TEXT UNDER STUDY: Begin

I was pushing my grocery cart through the Weis supermarket in Long Neck. True, it wasn't a satellite in my usual orbit around the Food Lion in Milton where people know me or sort of understand me, but I had dropped off a package at The Mail Stop next door, where Judy Romani works as the best packer/shipper ever. I also needed a parsnip for the soup I was making, and they're really hard to find around here. Does anyone but bohemians and gypsies like me ever make soup from scratch anymore? It was then that another woman pushing her cart approached me. "No one ever uses parsnips anymore," she said.
This pronouncement seemed benign enough. Were we about to trade recipes? Usually, women assume I don't know the first thing about cooking, even though I once catered lunches at my husband's office, because the lunches I packed for him looked so good to the other men. The men I talk to in grocery stores are usually a lot better than women shoppers, saying upon seeing my exotically loaded cart, "That's a lucky man!"
Once a woman started to ask me a question about cooking over the bok choy. She took one look at me and said, "Oh well, you wouldn't know." Anyhow, to get back to my story, the woman at Weis (who looked like Dr. Deborah Birx, who wore Hermes scarves as she delivered COVID updates), said, "Why do you wear your hair so short?" Maybe she was the doctor I used to see on TV, but she wasn't wearing her scarf. As I remember, Dr. Birx had a beach house near Selbyville, but I admit that I do not take jellyfish brain supplements to enhance my memory.
I'm sort of used to this kind of thing, so I was prepared, saying to the Weis woman, "Because I want to, lady!" As she clutched her chest in alarm, she said, "Oh well, I didn't mean anything; it's just that if I had hair as thick as yours, like a fur coat, I'd want to wear it long. My own hair isn't as thick as yours." She bent over and tapped her scalp, her long locks (a little too long for her age, I thought) cascading down her shoulders. This, I suppose, was a backhanded compliment meant to defuse her unsolicited advice which I had countered.
The incident brought back memories of the scene in the movie “Witness,” where the tourist woman in Pennsylvania Dutch country asked Harrison Ford if she could take his photo. He answered, "If you take that photo, lady, I will rip off your brassiere."
Recently, a well-coiffed woman who had just had a perm said to me, "I'm really vain about my hair, and I guess you're not?" Mine is not a fancy hairdo or even a mom-mom do, revealing no visits to the hairdresser or even the barber, but, yes, I am vain about my hair.
Does anyone remember Priscilla Wilkerson's hair salon about a hundred years ago in Milton? Her attempt at perms for me just fell out and turned my hair orange, but she was one of my grandmother's Bingo friends. Another beauty shop much later cut the top of my head in a curve even after I said I didn't want it to look like the Gateway Arch in St. Louis. No, I wanted it boxed off like the Marine sergeant in the TV series “Gomer Pyle, USMC.” She also got out this noisy vacuum cleaner and suctioned off very short clipped hairs all around my head like I was at the Poodle Boutique and Spa!
I used to walk down a very secluded rear entrance into the Prices Corner Shopping Center where mendicants lingered and asked people for money. Every once in a while, one would say to me, "Can I ask you a personal question?" And I would answer, "No. No, you may not."
So to all the well-meaning people who are concerned about my hair, I am vain about it, believe it or not. I was in a shoe store one time where a hairdresser with magenta hair gave me a recipe to bleach my hair myself. It worked, and along with using my husband as my barber with some electric clippers from Walmart, I have saved a ton of money!
And, yes, neither my mother, nor my mother-in-law liked my avant-garde, short blonde hairstyle, but I do get my share of compliments when it's freshly bleached and glowing like a light bulb! Back in the 1970s, I was the first to have purple hair in Sussex County when no one else had it, becoming known as "The Purple Painter Lady." Maybe some of you can remember back that far, with or without jellyfish capsules.

TEXT UNDER STUDY: End

PARTS OF THE EXERCISE:
1. Reproduce the passage of the hair essay starting with "So to all the" and going on through "ton of money!".
2. List every real person whom the hair essay refers to by personal name.
3. According to the hair essay, what nickname did the writer earn in Sussex County in the 1970s?
The lines that follow were taken from a separate source.

INPUT DATA: Begin

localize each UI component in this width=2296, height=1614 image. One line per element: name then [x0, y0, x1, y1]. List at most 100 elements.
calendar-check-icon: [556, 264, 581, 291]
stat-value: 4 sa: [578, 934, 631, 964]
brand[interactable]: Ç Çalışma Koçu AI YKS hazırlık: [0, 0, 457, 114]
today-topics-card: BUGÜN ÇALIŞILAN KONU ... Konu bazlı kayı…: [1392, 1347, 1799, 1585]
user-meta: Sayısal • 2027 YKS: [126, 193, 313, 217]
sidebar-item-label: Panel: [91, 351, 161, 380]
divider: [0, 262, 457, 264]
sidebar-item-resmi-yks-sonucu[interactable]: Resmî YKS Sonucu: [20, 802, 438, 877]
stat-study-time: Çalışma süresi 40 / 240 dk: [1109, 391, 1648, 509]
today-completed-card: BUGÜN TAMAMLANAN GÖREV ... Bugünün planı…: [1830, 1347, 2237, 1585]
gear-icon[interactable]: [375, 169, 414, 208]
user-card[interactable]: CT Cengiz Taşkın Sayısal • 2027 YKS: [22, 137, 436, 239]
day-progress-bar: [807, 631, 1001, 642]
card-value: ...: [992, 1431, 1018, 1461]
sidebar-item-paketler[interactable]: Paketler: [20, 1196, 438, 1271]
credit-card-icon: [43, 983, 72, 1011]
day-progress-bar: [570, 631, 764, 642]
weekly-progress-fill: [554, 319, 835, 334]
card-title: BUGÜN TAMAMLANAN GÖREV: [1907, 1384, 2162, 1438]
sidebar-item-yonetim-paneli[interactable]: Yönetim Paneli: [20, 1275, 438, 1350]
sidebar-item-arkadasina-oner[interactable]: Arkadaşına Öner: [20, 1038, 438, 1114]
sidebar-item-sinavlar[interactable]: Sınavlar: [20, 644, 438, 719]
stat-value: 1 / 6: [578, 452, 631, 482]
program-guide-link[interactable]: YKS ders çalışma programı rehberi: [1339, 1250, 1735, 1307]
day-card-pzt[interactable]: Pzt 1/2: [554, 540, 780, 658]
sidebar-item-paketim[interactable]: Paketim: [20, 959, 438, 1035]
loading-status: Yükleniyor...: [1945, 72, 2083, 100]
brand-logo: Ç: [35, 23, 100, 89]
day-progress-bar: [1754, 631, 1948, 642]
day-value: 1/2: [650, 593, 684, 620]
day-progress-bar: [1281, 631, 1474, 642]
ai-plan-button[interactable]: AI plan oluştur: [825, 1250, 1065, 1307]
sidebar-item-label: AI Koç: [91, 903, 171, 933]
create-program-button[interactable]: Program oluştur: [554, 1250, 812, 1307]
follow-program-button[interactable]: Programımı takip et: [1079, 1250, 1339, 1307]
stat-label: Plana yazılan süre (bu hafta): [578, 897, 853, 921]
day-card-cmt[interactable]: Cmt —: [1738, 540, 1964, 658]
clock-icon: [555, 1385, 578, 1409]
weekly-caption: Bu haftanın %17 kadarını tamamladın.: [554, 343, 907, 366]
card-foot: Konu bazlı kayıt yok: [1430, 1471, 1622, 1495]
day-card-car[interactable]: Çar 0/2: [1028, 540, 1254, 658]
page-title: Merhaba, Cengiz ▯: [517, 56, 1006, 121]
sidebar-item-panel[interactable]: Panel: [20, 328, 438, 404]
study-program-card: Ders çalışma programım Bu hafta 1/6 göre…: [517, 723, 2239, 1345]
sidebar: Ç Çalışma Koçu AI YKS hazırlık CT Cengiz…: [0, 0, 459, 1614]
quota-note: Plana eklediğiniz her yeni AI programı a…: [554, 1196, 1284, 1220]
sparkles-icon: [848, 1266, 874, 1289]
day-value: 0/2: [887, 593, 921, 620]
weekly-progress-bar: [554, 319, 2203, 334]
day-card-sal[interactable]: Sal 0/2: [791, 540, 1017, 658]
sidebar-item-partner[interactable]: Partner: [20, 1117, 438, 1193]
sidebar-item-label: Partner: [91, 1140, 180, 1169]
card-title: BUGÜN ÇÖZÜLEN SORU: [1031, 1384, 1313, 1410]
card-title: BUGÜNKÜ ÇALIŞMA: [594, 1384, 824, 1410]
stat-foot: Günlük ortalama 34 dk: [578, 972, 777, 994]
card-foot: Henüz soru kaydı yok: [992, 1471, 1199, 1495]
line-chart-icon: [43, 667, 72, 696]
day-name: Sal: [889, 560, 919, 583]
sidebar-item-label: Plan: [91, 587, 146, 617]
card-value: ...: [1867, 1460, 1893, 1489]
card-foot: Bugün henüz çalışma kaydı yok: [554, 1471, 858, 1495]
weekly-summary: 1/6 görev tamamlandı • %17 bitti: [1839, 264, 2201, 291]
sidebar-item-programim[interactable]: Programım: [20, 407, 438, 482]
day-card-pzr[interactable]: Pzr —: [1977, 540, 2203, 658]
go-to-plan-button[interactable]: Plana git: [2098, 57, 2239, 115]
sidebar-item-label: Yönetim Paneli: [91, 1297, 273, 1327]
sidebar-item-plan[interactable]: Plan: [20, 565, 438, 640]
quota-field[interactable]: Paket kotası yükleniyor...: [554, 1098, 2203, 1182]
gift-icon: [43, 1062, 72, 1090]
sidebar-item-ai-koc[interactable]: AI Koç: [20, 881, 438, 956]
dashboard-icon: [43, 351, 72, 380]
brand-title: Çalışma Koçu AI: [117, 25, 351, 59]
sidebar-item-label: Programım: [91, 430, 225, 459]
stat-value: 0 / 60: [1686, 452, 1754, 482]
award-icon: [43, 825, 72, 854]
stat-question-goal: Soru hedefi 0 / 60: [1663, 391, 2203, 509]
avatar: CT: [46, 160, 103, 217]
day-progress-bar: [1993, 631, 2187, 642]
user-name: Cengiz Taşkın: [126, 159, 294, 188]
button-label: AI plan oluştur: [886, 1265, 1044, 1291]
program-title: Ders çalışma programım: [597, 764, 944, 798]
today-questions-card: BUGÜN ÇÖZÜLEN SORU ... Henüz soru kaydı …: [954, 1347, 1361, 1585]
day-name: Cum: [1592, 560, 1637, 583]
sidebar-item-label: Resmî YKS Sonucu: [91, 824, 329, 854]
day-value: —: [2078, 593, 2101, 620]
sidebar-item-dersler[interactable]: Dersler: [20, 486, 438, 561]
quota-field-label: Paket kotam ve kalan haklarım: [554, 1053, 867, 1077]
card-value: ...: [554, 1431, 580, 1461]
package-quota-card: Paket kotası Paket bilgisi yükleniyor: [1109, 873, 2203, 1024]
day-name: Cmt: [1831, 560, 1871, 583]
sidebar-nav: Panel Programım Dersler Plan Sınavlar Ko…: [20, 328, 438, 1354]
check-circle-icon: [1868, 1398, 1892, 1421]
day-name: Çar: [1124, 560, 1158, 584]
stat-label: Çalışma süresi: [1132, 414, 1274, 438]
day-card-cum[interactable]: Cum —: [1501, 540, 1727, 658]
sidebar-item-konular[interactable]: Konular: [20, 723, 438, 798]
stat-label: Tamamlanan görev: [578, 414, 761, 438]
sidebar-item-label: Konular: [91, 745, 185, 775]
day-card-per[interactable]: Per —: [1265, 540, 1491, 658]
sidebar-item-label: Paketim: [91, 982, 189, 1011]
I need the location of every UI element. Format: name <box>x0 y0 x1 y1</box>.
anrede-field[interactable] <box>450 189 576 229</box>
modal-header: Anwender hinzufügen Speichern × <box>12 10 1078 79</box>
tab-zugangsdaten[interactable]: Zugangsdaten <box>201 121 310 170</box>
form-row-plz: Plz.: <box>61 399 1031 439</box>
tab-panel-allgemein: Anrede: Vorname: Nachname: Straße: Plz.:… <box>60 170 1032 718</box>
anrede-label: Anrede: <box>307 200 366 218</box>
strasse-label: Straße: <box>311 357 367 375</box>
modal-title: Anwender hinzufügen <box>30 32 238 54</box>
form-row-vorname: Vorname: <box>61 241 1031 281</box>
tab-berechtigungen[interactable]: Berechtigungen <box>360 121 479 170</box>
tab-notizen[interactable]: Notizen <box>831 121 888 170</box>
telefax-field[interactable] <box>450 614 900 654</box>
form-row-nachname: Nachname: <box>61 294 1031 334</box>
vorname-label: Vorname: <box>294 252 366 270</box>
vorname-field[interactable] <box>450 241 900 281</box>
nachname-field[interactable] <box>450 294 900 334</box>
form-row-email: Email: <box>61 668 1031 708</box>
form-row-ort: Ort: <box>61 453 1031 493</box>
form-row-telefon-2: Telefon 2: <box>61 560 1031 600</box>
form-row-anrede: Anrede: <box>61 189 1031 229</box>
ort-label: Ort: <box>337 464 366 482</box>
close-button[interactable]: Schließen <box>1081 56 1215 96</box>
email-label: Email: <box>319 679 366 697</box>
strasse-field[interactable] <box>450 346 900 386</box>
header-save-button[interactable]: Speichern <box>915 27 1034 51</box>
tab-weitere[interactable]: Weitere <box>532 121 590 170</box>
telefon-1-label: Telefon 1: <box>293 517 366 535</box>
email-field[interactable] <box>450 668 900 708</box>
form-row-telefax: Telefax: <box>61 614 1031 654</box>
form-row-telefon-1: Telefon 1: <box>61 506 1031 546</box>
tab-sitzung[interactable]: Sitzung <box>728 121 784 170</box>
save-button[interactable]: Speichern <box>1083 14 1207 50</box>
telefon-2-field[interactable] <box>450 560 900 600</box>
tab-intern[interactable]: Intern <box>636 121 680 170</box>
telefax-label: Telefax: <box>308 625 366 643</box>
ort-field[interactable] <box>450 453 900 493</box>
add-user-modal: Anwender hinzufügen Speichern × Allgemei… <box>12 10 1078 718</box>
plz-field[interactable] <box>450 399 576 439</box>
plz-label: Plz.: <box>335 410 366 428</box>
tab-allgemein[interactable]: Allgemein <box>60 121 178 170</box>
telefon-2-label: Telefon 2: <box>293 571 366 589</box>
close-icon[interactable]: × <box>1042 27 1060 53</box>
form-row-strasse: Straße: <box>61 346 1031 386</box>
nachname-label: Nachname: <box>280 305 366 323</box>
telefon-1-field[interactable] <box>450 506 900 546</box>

INPUT DATA: End

TASK-BY-TASK SOLUTIONS:
1.
So to all the well-meaning people who are concerned about my hair, I am vain about it, believe it or not. I was in a shoe store one time where a hairdresser with magenta hair gave me a recipe to bleach my hair myself. It worked, and along with using my husband as my barber with some electric clippers from Walmart, I have saved a ton of money!

2. Judy Romani, Dr. Deborah Birx, Harrison Ford, Priscilla Wilkerson

3. "The Purple Painter Lady."